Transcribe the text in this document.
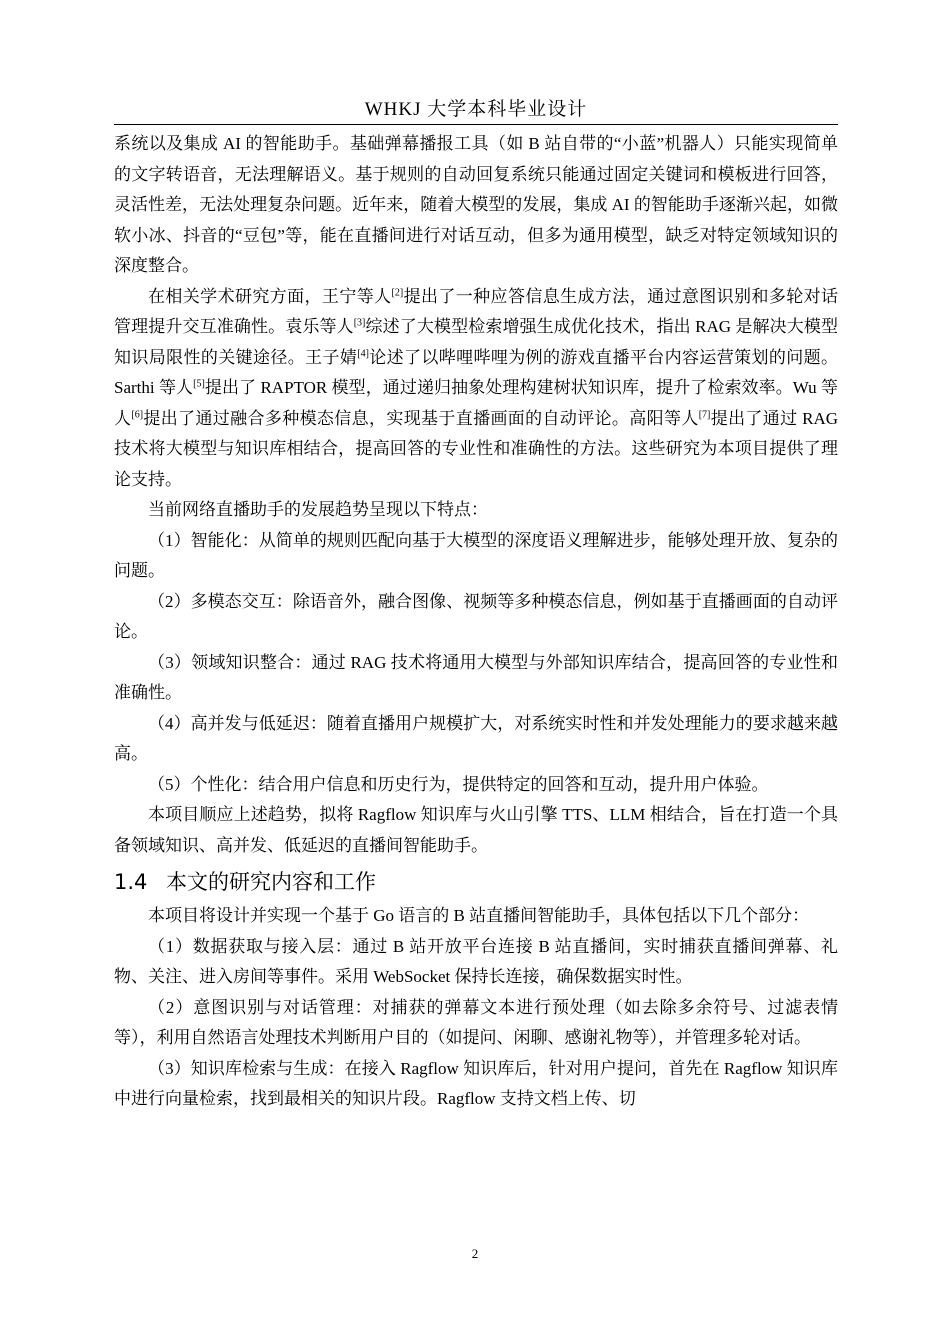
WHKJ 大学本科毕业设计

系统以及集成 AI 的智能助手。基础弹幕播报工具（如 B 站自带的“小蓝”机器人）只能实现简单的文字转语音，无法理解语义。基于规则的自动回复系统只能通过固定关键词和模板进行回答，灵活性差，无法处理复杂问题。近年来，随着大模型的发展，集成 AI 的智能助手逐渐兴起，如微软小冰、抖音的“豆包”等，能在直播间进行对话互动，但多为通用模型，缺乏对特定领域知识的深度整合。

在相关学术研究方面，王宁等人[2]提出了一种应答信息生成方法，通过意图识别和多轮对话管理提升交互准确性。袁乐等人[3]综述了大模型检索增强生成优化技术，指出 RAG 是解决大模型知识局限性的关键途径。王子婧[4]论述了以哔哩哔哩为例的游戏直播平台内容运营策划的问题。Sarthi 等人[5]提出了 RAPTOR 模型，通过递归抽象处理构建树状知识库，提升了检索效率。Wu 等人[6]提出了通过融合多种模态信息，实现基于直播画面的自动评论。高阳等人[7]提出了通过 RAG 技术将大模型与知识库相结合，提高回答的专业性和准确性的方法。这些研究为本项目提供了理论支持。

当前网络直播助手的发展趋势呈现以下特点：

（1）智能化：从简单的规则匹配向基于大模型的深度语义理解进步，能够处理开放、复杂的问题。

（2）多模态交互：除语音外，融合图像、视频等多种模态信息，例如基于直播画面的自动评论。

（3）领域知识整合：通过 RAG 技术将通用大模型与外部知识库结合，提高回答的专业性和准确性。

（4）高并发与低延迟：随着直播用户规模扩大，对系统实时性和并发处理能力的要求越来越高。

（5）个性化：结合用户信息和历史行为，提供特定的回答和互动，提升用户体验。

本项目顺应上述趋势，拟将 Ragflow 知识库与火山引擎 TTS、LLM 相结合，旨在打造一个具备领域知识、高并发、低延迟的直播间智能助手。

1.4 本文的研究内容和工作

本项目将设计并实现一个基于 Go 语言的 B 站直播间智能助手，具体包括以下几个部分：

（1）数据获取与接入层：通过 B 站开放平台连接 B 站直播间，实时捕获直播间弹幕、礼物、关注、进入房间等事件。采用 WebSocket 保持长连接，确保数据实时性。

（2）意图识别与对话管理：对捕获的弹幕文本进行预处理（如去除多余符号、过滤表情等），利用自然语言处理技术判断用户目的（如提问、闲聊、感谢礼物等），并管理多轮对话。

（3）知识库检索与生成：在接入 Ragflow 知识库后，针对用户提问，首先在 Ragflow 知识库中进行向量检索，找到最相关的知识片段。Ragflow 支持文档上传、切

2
•••
◆ Written problem ◆
All of the records need repeating exactly, except for the pictures.

◆ Answer to the problem ◆
Transcribe the text in this document.
WHKJ 大学本科毕业设计

系统以及集成 AI 的智能助手。基础弹幕播报工具（如 B 站自带的“小蓝”机器人）只能实现简单的文字转语音，无法理解语义。基于规则的自动回复系统只能通过固定关键词和模板进行回答，灵活性差，无法处理复杂问题。近年来，随着大模型的发展，集成 AI 的智能助手逐渐兴起，如微软小冰、抖音的“豆包”等，能在直播间进行对话互动，但多为通用模型，缺乏对特定领域知识的深度整合。

在相关学术研究方面，王宁等人[2]提出了一种应答信息生成方法，通过意图识别和多轮对话管理提升交互准确性。袁乐等人[3]综述了大模型检索增强生成优化技术，指出 RAG 是解决大模型知识局限性的关键途径。王子婧[4]论述了以哔哩哔哩为例的游戏直播平台内容运营策划的问题。Sarthi 等人[5]提出了 RAPTOR 模型，通过递归抽象处理构建树状知识库，提升了检索效率。Wu 等人[6]提出了通过融合多种模态信息，实现基于直播画面的自动评论。高阳等人[7]提出了通过 RAG 技术将大模型与知识库相结合，提高回答的专业性和准确性的方法。这些研究为本项目提供了理论支持。

当前网络直播助手的发展趋势呈现以下特点：

（1）智能化：从简单的规则匹配向基于大模型的深度语义理解进步，能够处理开放、复杂的问题。

（2）多模态交互：除语音外，融合图像、视频等多种模态信息，例如基于直播画面的自动评论。

（3）领域知识整合：通过 RAG 技术将通用大模型与外部知识库结合，提高回答的专业性和准确性。

（4）高并发与低延迟：随着直播用户规模扩大，对系统实时性和并发处理能力的要求越来越高。

（5）个性化：结合用户信息和历史行为，提供特定的回答和互动，提升用户体验。

本项目顺应上述趋势，拟将 Ragflow 知识库与火山引擎 TTS、LLM 相结合，旨在打造一个具备领域知识、高并发、低延迟的直播间智能助手。

1.4 本文的研究内容和工作

本项目将设计并实现一个基于 Go 语言的 B 站直播间智能助手，具体包括以下几个部分：

（1）数据获取与接入层：通过 B 站开放平台连接 B 站直播间，实时捕获直播间弹幕、礼物、关注、进入房间等事件。采用 WebSocket 保持长连接，确保数据实时性。

（2）意图识别与对话管理：对捕获的弹幕文本进行预处理（如去除多余符号、过滤表情等），利用自然语言处理技术判断用户目的（如提问、闲聊、感谢礼物等），并管理多轮对话。

（3）知识库检索与生成：在接入 Ragflow 知识库后，针对用户提问，首先在 Ragflow 知识库中进行向量检索，找到最相关的知识片段。Ragflow 支持文档上传、切

2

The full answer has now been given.